# Task
Render the material again word for word, skipping the pictures in it.

────

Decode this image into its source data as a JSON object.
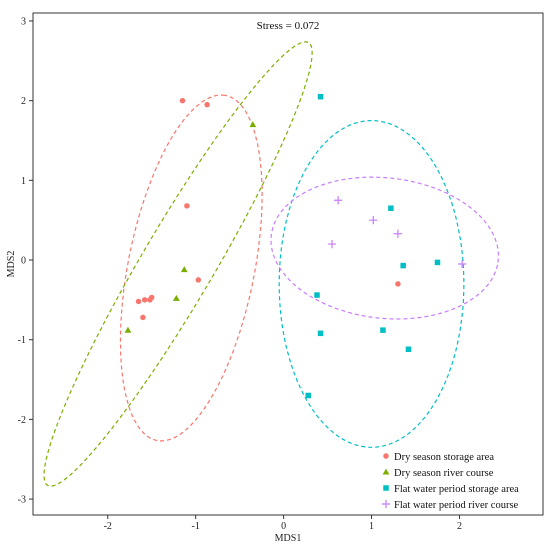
{
  "chart_data": {
    "type": "scatter",
    "title": "",
    "annotation": "Stress = 0.072",
    "xlabel": "MDS1",
    "ylabel": "MDS2",
    "xlim": [
      -2.85,
      2.95
    ],
    "ylim": [
      -3.2,
      3.1
    ],
    "xticks": [
      -2,
      -1,
      0,
      1,
      2
    ],
    "yticks": [
      -3,
      -2,
      -1,
      0,
      1,
      2,
      3
    ],
    "grid": false,
    "legend_position": "bottom-right",
    "series": [
      {
        "name": "Dry season storage area",
        "color": "#F8766D",
        "marker": "circle",
        "points": [
          [
            -1.15,
            2.0
          ],
          [
            -0.87,
            1.95
          ],
          [
            -1.1,
            0.68
          ],
          [
            -0.97,
            -0.25
          ],
          [
            -1.65,
            -0.52
          ],
          [
            -1.58,
            -0.5
          ],
          [
            -1.52,
            -0.5
          ],
          [
            -1.5,
            -0.47
          ],
          [
            -1.6,
            -0.72
          ],
          [
            1.3,
            -0.3
          ]
        ]
      },
      {
        "name": "Dry season river course",
        "color": "#7CAE00",
        "marker": "triangle",
        "points": [
          [
            -0.35,
            1.7
          ],
          [
            -1.13,
            -0.12
          ],
          [
            -1.22,
            -0.48
          ],
          [
            -1.77,
            -0.88
          ]
        ]
      },
      {
        "name": "Flat water period storage area",
        "color": "#00BFC4",
        "marker": "square",
        "points": [
          [
            0.42,
            2.05
          ],
          [
            1.22,
            0.65
          ],
          [
            1.36,
            -0.07
          ],
          [
            1.75,
            -0.03
          ],
          [
            0.38,
            -0.44
          ],
          [
            0.42,
            -0.92
          ],
          [
            1.13,
            -0.88
          ],
          [
            1.42,
            -1.12
          ],
          [
            0.28,
            -1.7
          ]
        ]
      },
      {
        "name": "Flat water period river course",
        "color": "#C77CFF",
        "marker": "plus",
        "points": [
          [
            0.62,
            0.75
          ],
          [
            1.02,
            0.5
          ],
          [
            1.3,
            0.33
          ],
          [
            2.03,
            -0.05
          ],
          [
            0.55,
            0.2
          ]
        ]
      }
    ],
    "ellipses": [
      {
        "series": "Dry season storage area",
        "center": [
          -1.05,
          -0.1
        ],
        "semi_major": 2.2,
        "semi_minor": 0.72,
        "angle_deg": 80
      },
      {
        "series": "Dry season river course",
        "center": [
          -1.2,
          -0.05
        ],
        "semi_major": 3.15,
        "semi_minor": 0.42,
        "angle_deg": 62
      },
      {
        "series": "Flat water period storage area",
        "center": [
          1.0,
          -0.3
        ],
        "semi_major": 2.05,
        "semi_minor": 1.05,
        "angle_deg": 90
      },
      {
        "series": "Flat water period river course",
        "center": [
          1.15,
          0.15
        ],
        "semi_major": 1.3,
        "semi_minor": 0.88,
        "angle_deg": -8
      }
    ]
  }
}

────

# Written response
Decode this image into its source data as a JSON object.
{
  "chart_data": {
    "type": "scatter",
    "title": "",
    "annotation": "Stress = 0.072",
    "xlabel": "MDS1",
    "ylabel": "MDS2",
    "xlim": [
      -2.85,
      2.95
    ],
    "ylim": [
      -3.2,
      3.1
    ],
    "xticks": [
      -2,
      -1,
      0,
      1,
      2
    ],
    "yticks": [
      -3,
      -2,
      -1,
      0,
      1,
      2,
      3
    ],
    "grid": false,
    "legend_position": "bottom-right",
    "series": [
      {
        "name": "Dry season storage area",
        "color": "#F8766D",
        "marker": "circle",
        "points": [
          [
            -1.15,
            2.0
          ],
          [
            -0.87,
            1.95
          ],
          [
            -1.1,
            0.68
          ],
          [
            -0.97,
            -0.25
          ],
          [
            -1.65,
            -0.52
          ],
          [
            -1.58,
            -0.5
          ],
          [
            -1.52,
            -0.5
          ],
          [
            -1.5,
            -0.47
          ],
          [
            -1.6,
            -0.72
          ],
          [
            1.3,
            -0.3
          ]
        ]
      },
      {
        "name": "Dry season river course",
        "color": "#7CAE00",
        "marker": "triangle",
        "points": [
          [
            -0.35,
            1.7
          ],
          [
            -1.13,
            -0.12
          ],
          [
            -1.22,
            -0.48
          ],
          [
            -1.77,
            -0.88
          ]
        ]
      },
      {
        "name": "Flat water period storage area",
        "color": "#00BFC4",
        "marker": "square",
        "points": [
          [
            0.42,
            2.05
          ],
          [
            1.22,
            0.65
          ],
          [
            1.36,
            -0.07
          ],
          [
            1.75,
            -0.03
          ],
          [
            0.38,
            -0.44
          ],
          [
            0.42,
            -0.92
          ],
          [
            1.13,
            -0.88
          ],
          [
            1.42,
            -1.12
          ],
          [
            0.28,
            -1.7
          ]
        ]
      },
      {
        "name": "Flat water period river course",
        "color": "#C77CFF",
        "marker": "plus",
        "points": [
          [
            0.62,
            0.75
          ],
          [
            1.02,
            0.5
          ],
          [
            1.3,
            0.33
          ],
          [
            2.03,
            -0.05
          ],
          [
            0.55,
            0.2
          ]
        ]
      }
    ],
    "ellipses": [
      {
        "series": "Dry season storage area",
        "center": [
          -1.05,
          -0.1
        ],
        "semi_major": 2.2,
        "semi_minor": 0.72,
        "angle_deg": 80
      },
      {
        "series": "Dry season river course",
        "center": [
          -1.2,
          -0.05
        ],
        "semi_major": 3.15,
        "semi_minor": 0.42,
        "angle_deg": 62
      },
      {
        "series": "Flat water period storage area",
        "center": [
          1.0,
          -0.3
        ],
        "semi_major": 2.05,
        "semi_minor": 1.05,
        "angle_deg": 90
      },
      {
        "series": "Flat water period river course",
        "center": [
          1.15,
          0.15
        ],
        "semi_major": 1.3,
        "semi_minor": 0.88,
        "angle_deg": -8
      }
    ]
  }
}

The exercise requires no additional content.